** Instructions to follow **
Convert every item below into a JSON list of strings, one string per line, skipping any blank lines.
== == ==
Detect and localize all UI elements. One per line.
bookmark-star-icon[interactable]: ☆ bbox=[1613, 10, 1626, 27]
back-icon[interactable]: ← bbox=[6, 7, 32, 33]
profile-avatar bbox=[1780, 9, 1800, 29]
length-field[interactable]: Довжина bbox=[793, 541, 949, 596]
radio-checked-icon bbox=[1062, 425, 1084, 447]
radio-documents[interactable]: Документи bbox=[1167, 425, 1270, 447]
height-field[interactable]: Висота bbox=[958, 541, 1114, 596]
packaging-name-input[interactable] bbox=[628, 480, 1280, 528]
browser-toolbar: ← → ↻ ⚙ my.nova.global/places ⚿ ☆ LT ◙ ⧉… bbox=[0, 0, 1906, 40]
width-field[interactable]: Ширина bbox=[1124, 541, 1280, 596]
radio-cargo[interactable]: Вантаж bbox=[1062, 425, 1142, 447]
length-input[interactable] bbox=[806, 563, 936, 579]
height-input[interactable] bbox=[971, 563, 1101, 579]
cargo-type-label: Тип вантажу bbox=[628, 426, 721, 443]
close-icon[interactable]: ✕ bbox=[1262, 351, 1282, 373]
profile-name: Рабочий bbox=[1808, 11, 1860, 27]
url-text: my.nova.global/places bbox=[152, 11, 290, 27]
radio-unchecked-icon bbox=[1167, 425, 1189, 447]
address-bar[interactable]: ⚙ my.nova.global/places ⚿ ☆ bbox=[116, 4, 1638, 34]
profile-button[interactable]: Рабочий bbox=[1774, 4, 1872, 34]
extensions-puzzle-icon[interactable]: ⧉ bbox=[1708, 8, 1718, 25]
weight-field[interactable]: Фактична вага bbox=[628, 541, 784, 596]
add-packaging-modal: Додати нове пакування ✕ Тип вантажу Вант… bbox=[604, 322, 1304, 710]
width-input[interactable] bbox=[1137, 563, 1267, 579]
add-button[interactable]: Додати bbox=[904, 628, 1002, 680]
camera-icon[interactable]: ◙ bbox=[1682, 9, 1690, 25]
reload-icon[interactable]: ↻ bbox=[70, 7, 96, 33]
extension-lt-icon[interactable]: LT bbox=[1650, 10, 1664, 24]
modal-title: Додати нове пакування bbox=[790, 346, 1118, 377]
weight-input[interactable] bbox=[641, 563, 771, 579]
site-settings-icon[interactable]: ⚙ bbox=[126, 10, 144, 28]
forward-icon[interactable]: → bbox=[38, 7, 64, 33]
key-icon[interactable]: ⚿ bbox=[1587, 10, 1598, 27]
== == ==
** Completed task **
[
  "Detect and localize all UI elements. One per line.",
  "bookmark-star-icon[interactable]: ☆ bbox=[1613, 10, 1626, 27]",
  "back-icon[interactable]: ← bbox=[6, 7, 32, 33]",
  "profile-avatar bbox=[1780, 9, 1800, 29]",
  "length-field[interactable]: Довжина bbox=[793, 541, 949, 596]",
  "radio-checked-icon bbox=[1062, 425, 1084, 447]",
  "radio-documents[interactable]: Документи bbox=[1167, 425, 1270, 447]",
  "height-field[interactable]: Висота bbox=[958, 541, 1114, 596]",
  "packaging-name-input[interactable] bbox=[628, 480, 1280, 528]",
  "browser-toolbar: ← → ↻ ⚙ my.nova.global/places ⚿ ☆ LT ◙ ⧉… bbox=[0, 0, 1906, 40]",
  "width-field[interactable]: Ширина bbox=[1124, 541, 1280, 596]",
  "radio-cargo[interactable]: Вантаж bbox=[1062, 425, 1142, 447]",
  "length-input[interactable] bbox=[806, 563, 936, 579]",
  "height-input[interactable] bbox=[971, 563, 1101, 579]",
  "cargo-type-label: Тип вантажу bbox=[628, 426, 721, 443]",
  "close-icon[interactable]: ✕ bbox=[1262, 351, 1282, 373]",
  "profile-name: Рабочий bbox=[1808, 11, 1860, 27]",
  "url-text: my.nova.global/places bbox=[152, 11, 290, 27]",
  "radio-unchecked-icon bbox=[1167, 425, 1189, 447]",
  "address-bar[interactable]: ⚙ my.nova.global/places ⚿ ☆ bbox=[116, 4, 1638, 34]",
  "profile-button[interactable]: Рабочий bbox=[1774, 4, 1872, 34]",
  "extensions-puzzle-icon[interactable]: ⧉ bbox=[1708, 8, 1718, 25]",
  "weight-field[interactable]: Фактична вага bbox=[628, 541, 784, 596]",
  "add-packaging-modal: Додати нове пакування ✕ Тип вантажу Вант… bbox=[604, 322, 1304, 710]",
  "width-input[interactable] bbox=[1137, 563, 1267, 579]",
  "add-button[interactable]: Додати bbox=[904, 628, 1002, 680]",
  "camera-icon[interactable]: ◙ bbox=[1682, 9, 1690, 25]",
  "reload-icon[interactable]: ↻ bbox=[70, 7, 96, 33]",
  "extension-lt-icon[interactable]: LT bbox=[1650, 10, 1664, 24]",
  "modal-title: Додати нове пакування bbox=[790, 346, 1118, 377]",
  "weight-input[interactable] bbox=[641, 563, 771, 579]",
  "site-settings-icon[interactable]: ⚙ bbox=[126, 10, 144, 28]",
  "forward-icon[interactable]: → bbox=[38, 7, 64, 33]",
  "key-icon[interactable]: ⚿ bbox=[1587, 10, 1598, 27]"
]